The request: Read the lines below. Copy out any that hold the string "this".

(begin)

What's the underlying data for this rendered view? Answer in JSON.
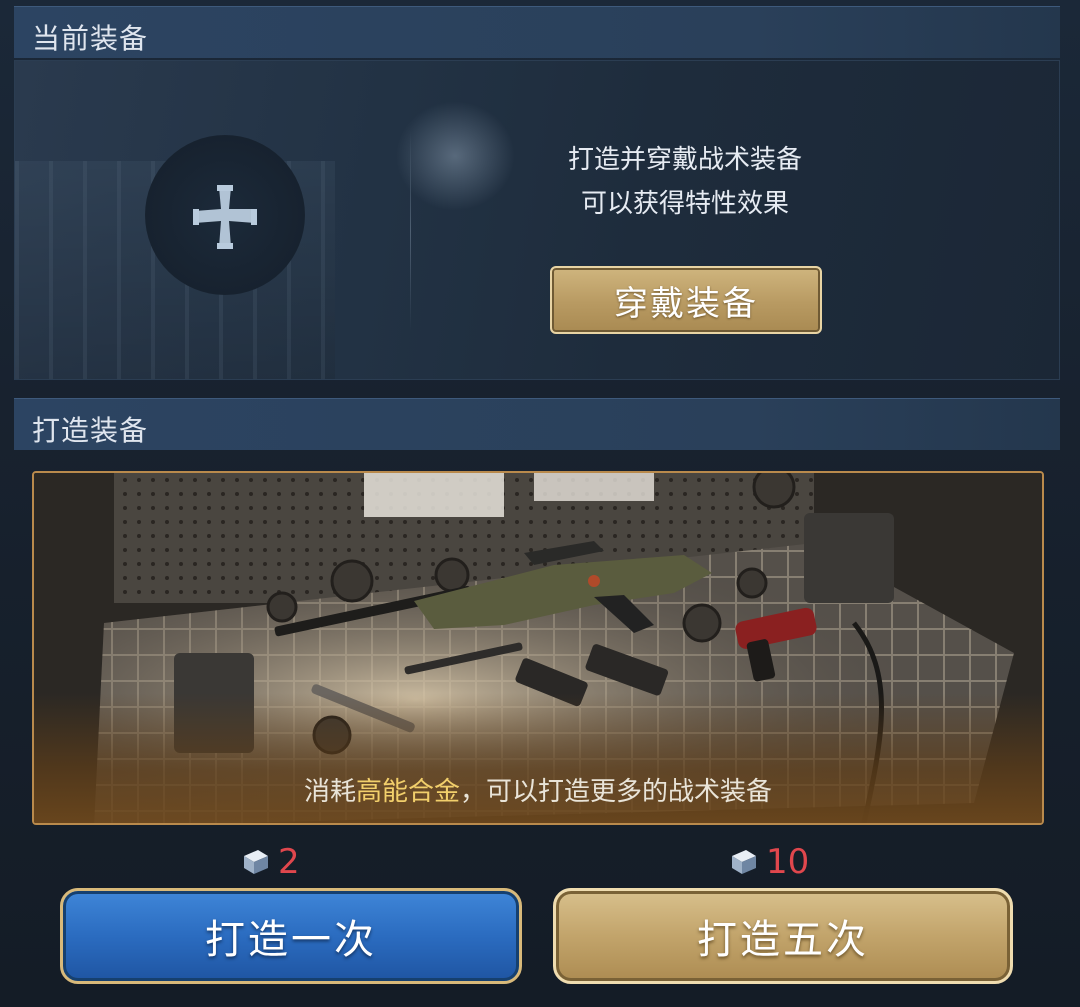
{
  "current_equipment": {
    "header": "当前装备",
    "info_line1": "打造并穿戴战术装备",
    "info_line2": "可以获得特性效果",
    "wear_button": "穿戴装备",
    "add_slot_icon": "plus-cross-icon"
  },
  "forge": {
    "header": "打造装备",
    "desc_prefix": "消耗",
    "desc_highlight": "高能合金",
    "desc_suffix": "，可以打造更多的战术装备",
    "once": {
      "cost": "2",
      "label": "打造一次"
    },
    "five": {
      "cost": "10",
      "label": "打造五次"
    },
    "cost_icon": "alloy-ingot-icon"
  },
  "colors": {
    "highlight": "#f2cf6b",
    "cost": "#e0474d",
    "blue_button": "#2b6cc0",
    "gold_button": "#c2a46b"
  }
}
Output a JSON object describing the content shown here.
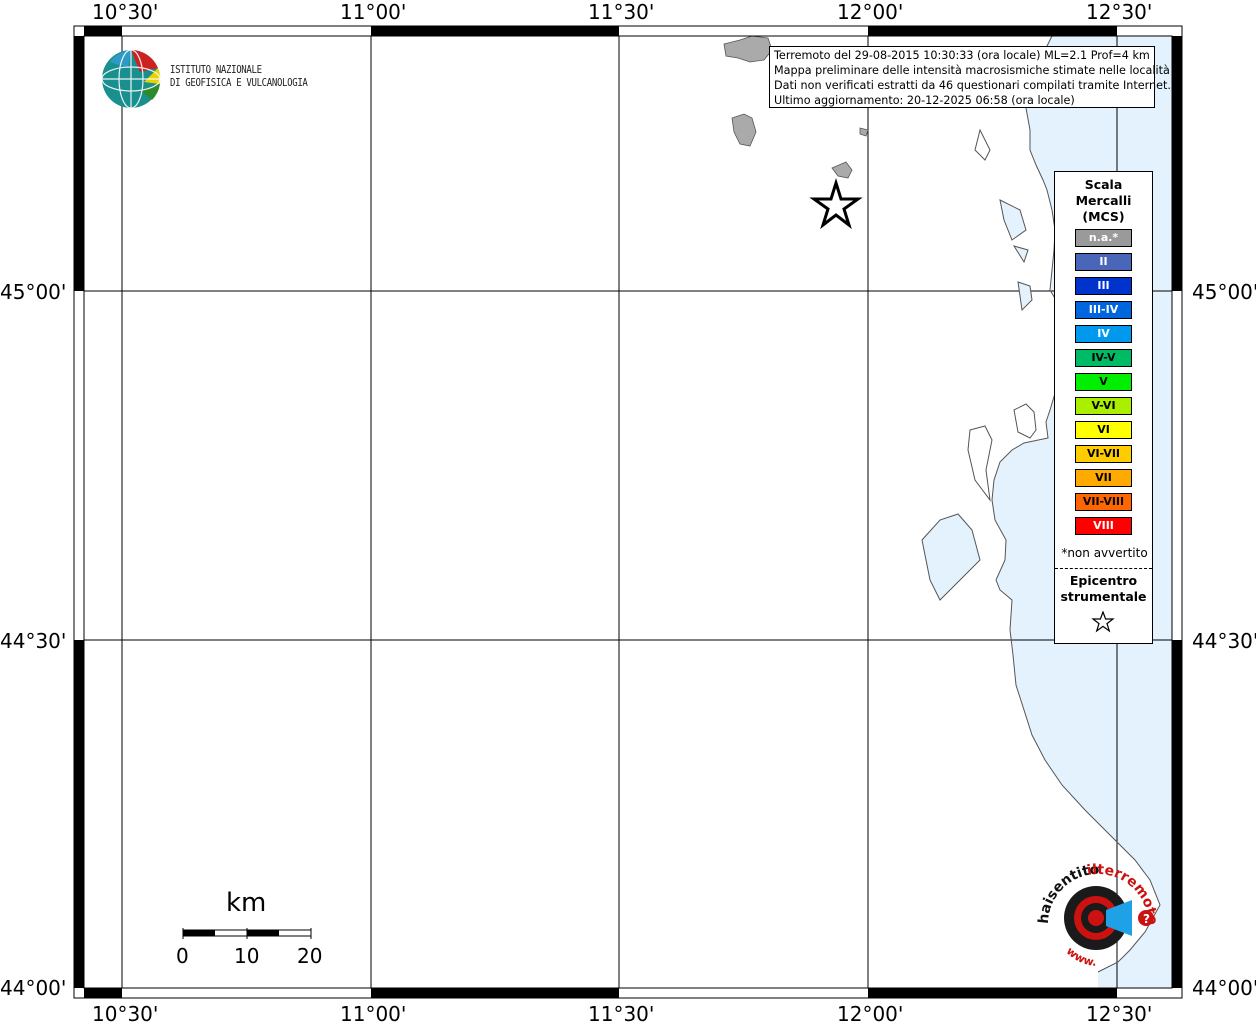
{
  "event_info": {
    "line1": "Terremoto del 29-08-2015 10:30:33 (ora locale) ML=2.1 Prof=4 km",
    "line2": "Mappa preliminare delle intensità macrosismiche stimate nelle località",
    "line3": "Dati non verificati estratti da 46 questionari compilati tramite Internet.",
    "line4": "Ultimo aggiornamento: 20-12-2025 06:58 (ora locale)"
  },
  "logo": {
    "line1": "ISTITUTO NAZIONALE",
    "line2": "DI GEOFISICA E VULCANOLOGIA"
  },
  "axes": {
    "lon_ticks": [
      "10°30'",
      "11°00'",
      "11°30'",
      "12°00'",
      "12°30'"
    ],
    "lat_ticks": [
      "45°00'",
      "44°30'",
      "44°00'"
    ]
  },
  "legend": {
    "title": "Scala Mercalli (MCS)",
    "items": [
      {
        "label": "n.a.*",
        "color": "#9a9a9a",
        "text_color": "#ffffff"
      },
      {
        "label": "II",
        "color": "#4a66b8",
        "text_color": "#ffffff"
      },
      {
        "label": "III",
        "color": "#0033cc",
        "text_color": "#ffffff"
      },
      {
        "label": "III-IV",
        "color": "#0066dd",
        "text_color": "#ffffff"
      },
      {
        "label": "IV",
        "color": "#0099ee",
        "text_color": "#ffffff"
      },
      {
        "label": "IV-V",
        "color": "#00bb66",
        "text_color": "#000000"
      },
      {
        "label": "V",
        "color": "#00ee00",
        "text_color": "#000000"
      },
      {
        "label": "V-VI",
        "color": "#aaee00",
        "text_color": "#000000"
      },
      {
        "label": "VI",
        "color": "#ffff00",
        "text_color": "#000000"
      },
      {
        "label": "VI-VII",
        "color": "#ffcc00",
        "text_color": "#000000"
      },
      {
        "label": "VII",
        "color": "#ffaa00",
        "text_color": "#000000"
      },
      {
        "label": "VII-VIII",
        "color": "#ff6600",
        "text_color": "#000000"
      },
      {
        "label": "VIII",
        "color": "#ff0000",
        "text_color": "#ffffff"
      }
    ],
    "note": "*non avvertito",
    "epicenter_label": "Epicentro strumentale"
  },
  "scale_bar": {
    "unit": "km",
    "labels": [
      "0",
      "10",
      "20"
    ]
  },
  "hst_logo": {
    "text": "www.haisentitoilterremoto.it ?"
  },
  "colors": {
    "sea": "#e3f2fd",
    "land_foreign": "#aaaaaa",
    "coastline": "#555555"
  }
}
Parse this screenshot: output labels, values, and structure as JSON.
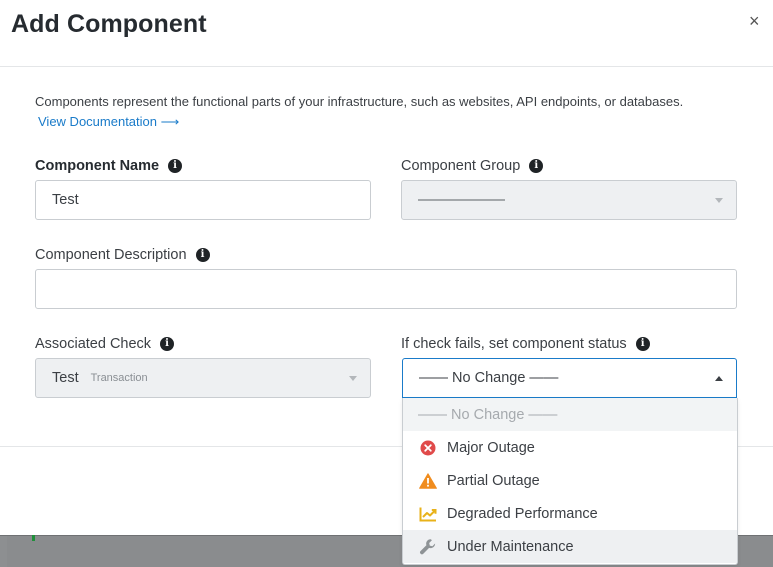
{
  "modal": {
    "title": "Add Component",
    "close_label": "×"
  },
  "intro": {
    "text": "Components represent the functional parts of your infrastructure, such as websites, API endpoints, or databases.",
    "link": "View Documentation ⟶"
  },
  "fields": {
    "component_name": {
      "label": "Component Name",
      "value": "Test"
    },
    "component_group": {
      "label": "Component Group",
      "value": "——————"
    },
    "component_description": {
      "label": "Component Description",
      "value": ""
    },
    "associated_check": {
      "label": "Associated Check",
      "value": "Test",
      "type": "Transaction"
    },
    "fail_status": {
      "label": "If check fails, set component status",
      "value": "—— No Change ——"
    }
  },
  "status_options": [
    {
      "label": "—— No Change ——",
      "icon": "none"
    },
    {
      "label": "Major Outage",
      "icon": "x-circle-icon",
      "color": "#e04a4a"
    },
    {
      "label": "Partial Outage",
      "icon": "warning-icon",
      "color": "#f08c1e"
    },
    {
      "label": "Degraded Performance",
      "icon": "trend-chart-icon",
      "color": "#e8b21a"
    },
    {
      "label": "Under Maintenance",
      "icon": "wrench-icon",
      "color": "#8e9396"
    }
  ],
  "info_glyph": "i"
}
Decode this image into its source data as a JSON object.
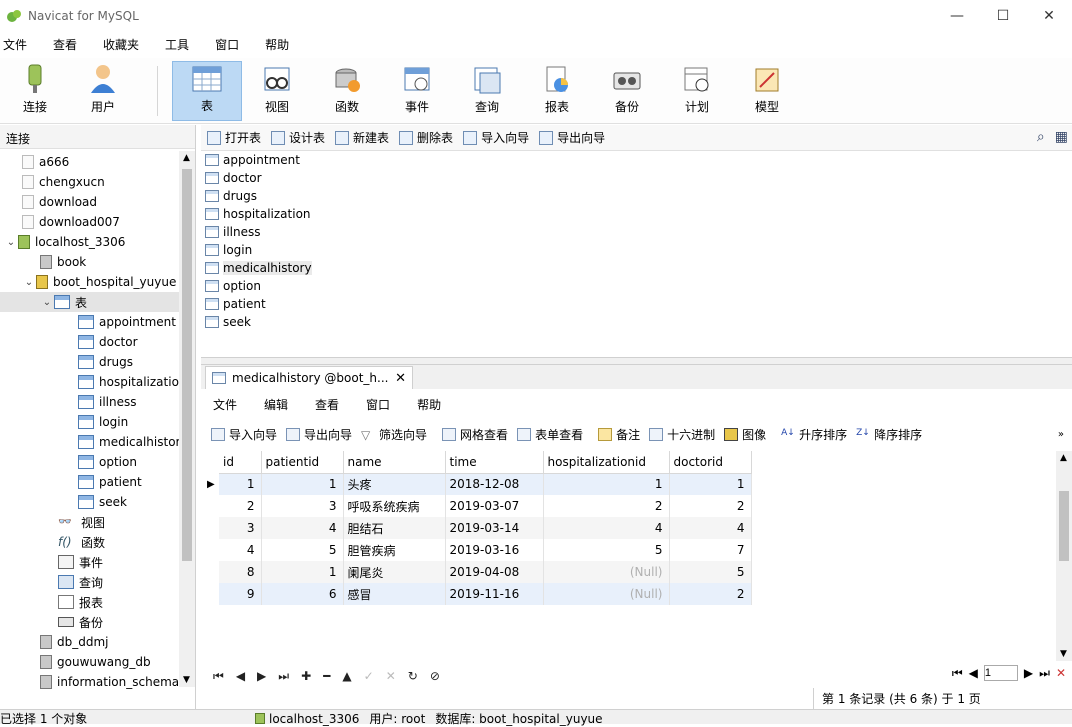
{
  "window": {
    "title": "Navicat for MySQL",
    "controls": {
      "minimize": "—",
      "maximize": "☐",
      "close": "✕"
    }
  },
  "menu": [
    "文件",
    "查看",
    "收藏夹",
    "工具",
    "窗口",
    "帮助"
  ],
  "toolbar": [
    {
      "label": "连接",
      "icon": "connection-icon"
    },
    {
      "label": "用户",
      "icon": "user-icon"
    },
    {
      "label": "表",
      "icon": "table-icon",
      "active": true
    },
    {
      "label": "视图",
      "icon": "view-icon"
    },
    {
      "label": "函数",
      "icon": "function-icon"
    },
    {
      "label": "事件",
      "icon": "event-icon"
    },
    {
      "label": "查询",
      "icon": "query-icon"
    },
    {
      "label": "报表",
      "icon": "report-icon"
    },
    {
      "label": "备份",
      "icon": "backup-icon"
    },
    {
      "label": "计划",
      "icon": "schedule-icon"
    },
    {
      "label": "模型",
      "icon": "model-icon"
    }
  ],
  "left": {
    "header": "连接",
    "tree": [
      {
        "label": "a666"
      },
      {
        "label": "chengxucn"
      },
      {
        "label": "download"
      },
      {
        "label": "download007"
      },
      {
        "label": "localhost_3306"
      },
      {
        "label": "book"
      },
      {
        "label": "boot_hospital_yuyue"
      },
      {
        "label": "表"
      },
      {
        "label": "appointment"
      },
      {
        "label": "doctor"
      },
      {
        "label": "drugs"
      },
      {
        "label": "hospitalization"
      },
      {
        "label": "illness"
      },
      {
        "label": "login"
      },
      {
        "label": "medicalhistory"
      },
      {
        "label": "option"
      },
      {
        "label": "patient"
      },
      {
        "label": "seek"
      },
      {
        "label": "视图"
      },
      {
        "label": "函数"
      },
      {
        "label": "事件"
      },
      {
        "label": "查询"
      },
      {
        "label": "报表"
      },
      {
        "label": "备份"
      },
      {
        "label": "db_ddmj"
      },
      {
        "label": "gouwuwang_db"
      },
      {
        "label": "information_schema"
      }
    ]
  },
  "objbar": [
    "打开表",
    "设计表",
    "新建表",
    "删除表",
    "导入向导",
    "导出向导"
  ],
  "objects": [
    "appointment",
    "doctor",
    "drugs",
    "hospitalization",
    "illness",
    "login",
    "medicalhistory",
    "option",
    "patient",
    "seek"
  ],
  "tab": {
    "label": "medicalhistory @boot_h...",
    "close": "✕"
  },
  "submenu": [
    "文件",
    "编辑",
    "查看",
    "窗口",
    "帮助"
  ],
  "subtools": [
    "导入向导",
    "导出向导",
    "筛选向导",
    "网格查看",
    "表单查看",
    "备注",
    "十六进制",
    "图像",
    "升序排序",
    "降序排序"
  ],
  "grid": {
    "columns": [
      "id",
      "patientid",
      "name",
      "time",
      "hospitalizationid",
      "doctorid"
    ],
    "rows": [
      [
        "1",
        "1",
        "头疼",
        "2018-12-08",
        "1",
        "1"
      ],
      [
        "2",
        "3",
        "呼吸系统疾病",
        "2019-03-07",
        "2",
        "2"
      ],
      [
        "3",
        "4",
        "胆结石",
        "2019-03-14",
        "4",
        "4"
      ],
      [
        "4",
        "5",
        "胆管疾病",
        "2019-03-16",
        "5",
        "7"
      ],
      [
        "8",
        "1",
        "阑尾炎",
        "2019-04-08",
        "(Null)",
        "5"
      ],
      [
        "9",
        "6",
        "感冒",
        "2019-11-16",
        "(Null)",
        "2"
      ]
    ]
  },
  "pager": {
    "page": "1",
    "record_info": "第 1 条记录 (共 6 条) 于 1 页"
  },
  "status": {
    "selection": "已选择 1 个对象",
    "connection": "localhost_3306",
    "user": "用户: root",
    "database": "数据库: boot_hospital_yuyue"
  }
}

(end)

Expected output:
What's the underlying data for this rendered view? Answer in JSON.
Parse this screenshot: output labels, values, and structure as JSON.
Decode this image into its source data as a JSON object.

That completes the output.